Structured figure records:
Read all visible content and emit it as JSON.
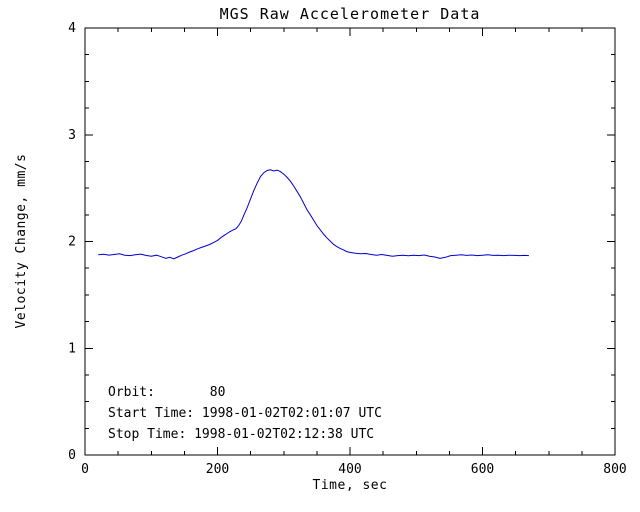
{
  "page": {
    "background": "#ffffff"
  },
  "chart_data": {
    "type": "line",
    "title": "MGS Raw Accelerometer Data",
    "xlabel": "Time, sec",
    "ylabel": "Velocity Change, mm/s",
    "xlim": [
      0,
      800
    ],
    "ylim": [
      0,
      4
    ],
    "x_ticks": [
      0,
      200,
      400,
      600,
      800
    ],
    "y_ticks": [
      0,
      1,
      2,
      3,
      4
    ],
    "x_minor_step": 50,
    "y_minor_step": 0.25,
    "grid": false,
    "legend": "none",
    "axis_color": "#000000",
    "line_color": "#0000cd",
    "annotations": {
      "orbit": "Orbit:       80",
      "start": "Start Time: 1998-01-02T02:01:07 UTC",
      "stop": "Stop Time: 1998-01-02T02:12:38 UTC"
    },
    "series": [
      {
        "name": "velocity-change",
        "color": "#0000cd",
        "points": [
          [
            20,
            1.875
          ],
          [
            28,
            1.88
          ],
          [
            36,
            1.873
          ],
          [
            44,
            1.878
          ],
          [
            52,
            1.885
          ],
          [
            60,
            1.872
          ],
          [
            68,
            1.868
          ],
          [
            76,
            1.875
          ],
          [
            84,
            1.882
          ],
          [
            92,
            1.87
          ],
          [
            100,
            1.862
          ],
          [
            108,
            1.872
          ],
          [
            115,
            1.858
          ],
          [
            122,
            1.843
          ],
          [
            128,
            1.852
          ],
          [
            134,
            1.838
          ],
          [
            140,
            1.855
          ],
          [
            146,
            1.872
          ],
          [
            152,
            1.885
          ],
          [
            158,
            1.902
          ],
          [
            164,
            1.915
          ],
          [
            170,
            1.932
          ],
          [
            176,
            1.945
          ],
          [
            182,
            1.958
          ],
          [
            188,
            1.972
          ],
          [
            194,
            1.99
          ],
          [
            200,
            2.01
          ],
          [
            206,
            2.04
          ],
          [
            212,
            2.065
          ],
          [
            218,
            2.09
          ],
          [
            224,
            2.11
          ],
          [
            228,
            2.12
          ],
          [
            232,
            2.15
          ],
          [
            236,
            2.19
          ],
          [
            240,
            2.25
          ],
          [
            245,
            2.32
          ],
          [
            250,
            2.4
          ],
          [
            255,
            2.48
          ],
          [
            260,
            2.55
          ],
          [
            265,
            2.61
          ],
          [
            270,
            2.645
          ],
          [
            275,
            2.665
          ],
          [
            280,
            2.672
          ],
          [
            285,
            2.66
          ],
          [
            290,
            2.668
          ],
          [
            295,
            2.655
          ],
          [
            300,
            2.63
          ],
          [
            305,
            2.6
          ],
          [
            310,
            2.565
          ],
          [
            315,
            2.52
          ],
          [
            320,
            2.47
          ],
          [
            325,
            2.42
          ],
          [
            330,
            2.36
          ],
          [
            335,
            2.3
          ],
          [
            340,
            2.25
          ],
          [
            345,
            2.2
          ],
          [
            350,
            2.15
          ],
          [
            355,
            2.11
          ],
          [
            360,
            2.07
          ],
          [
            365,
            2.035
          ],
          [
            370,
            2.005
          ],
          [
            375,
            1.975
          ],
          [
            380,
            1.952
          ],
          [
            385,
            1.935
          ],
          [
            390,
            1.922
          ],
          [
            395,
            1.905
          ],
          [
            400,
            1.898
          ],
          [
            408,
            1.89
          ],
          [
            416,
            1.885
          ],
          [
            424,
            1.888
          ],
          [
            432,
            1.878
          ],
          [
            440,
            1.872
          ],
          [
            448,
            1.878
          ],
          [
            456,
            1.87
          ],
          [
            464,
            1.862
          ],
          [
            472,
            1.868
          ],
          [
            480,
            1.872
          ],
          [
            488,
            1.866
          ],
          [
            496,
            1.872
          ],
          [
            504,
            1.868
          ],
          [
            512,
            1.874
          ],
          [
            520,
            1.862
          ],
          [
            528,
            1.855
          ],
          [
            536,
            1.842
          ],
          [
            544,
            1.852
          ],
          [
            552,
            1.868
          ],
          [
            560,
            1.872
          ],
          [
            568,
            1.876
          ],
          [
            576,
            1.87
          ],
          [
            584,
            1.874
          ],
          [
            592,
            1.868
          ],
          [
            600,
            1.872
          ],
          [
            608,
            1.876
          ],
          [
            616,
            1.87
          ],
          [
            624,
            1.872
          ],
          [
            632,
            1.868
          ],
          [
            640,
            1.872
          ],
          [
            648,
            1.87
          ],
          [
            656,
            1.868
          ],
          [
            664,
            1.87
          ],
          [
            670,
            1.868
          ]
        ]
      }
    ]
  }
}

TASK GOAL: Omit the pictures and give the material again, exactly and in full.

COMPLETE RESPONSE:
Read all visible content and emit it as JSON.
{
  "page": {
    "background": "#ffffff"
  },
  "chart_data": {
    "type": "line",
    "title": "MGS Raw Accelerometer Data",
    "xlabel": "Time, sec",
    "ylabel": "Velocity Change, mm/s",
    "xlim": [
      0,
      800
    ],
    "ylim": [
      0,
      4
    ],
    "x_ticks": [
      0,
      200,
      400,
      600,
      800
    ],
    "y_ticks": [
      0,
      1,
      2,
      3,
      4
    ],
    "x_minor_step": 50,
    "y_minor_step": 0.25,
    "grid": false,
    "legend": "none",
    "axis_color": "#000000",
    "line_color": "#0000cd",
    "annotations": {
      "orbit": "Orbit:       80",
      "start": "Start Time: 1998-01-02T02:01:07 UTC",
      "stop": "Stop Time: 1998-01-02T02:12:38 UTC"
    },
    "series": [
      {
        "name": "velocity-change",
        "color": "#0000cd",
        "points": [
          [
            20,
            1.875
          ],
          [
            28,
            1.88
          ],
          [
            36,
            1.873
          ],
          [
            44,
            1.878
          ],
          [
            52,
            1.885
          ],
          [
            60,
            1.872
          ],
          [
            68,
            1.868
          ],
          [
            76,
            1.875
          ],
          [
            84,
            1.882
          ],
          [
            92,
            1.87
          ],
          [
            100,
            1.862
          ],
          [
            108,
            1.872
          ],
          [
            115,
            1.858
          ],
          [
            122,
            1.843
          ],
          [
            128,
            1.852
          ],
          [
            134,
            1.838
          ],
          [
            140,
            1.855
          ],
          [
            146,
            1.872
          ],
          [
            152,
            1.885
          ],
          [
            158,
            1.902
          ],
          [
            164,
            1.915
          ],
          [
            170,
            1.932
          ],
          [
            176,
            1.945
          ],
          [
            182,
            1.958
          ],
          [
            188,
            1.972
          ],
          [
            194,
            1.99
          ],
          [
            200,
            2.01
          ],
          [
            206,
            2.04
          ],
          [
            212,
            2.065
          ],
          [
            218,
            2.09
          ],
          [
            224,
            2.11
          ],
          [
            228,
            2.12
          ],
          [
            232,
            2.15
          ],
          [
            236,
            2.19
          ],
          [
            240,
            2.25
          ],
          [
            245,
            2.32
          ],
          [
            250,
            2.4
          ],
          [
            255,
            2.48
          ],
          [
            260,
            2.55
          ],
          [
            265,
            2.61
          ],
          [
            270,
            2.645
          ],
          [
            275,
            2.665
          ],
          [
            280,
            2.672
          ],
          [
            285,
            2.66
          ],
          [
            290,
            2.668
          ],
          [
            295,
            2.655
          ],
          [
            300,
            2.63
          ],
          [
            305,
            2.6
          ],
          [
            310,
            2.565
          ],
          [
            315,
            2.52
          ],
          [
            320,
            2.47
          ],
          [
            325,
            2.42
          ],
          [
            330,
            2.36
          ],
          [
            335,
            2.3
          ],
          [
            340,
            2.25
          ],
          [
            345,
            2.2
          ],
          [
            350,
            2.15
          ],
          [
            355,
            2.11
          ],
          [
            360,
            2.07
          ],
          [
            365,
            2.035
          ],
          [
            370,
            2.005
          ],
          [
            375,
            1.975
          ],
          [
            380,
            1.952
          ],
          [
            385,
            1.935
          ],
          [
            390,
            1.922
          ],
          [
            395,
            1.905
          ],
          [
            400,
            1.898
          ],
          [
            408,
            1.89
          ],
          [
            416,
            1.885
          ],
          [
            424,
            1.888
          ],
          [
            432,
            1.878
          ],
          [
            440,
            1.872
          ],
          [
            448,
            1.878
          ],
          [
            456,
            1.87
          ],
          [
            464,
            1.862
          ],
          [
            472,
            1.868
          ],
          [
            480,
            1.872
          ],
          [
            488,
            1.866
          ],
          [
            496,
            1.872
          ],
          [
            504,
            1.868
          ],
          [
            512,
            1.874
          ],
          [
            520,
            1.862
          ],
          [
            528,
            1.855
          ],
          [
            536,
            1.842
          ],
          [
            544,
            1.852
          ],
          [
            552,
            1.868
          ],
          [
            560,
            1.872
          ],
          [
            568,
            1.876
          ],
          [
            576,
            1.87
          ],
          [
            584,
            1.874
          ],
          [
            592,
            1.868
          ],
          [
            600,
            1.872
          ],
          [
            608,
            1.876
          ],
          [
            616,
            1.87
          ],
          [
            624,
            1.872
          ],
          [
            632,
            1.868
          ],
          [
            640,
            1.872
          ],
          [
            648,
            1.87
          ],
          [
            656,
            1.868
          ],
          [
            664,
            1.87
          ],
          [
            670,
            1.868
          ]
        ]
      }
    ]
  }
}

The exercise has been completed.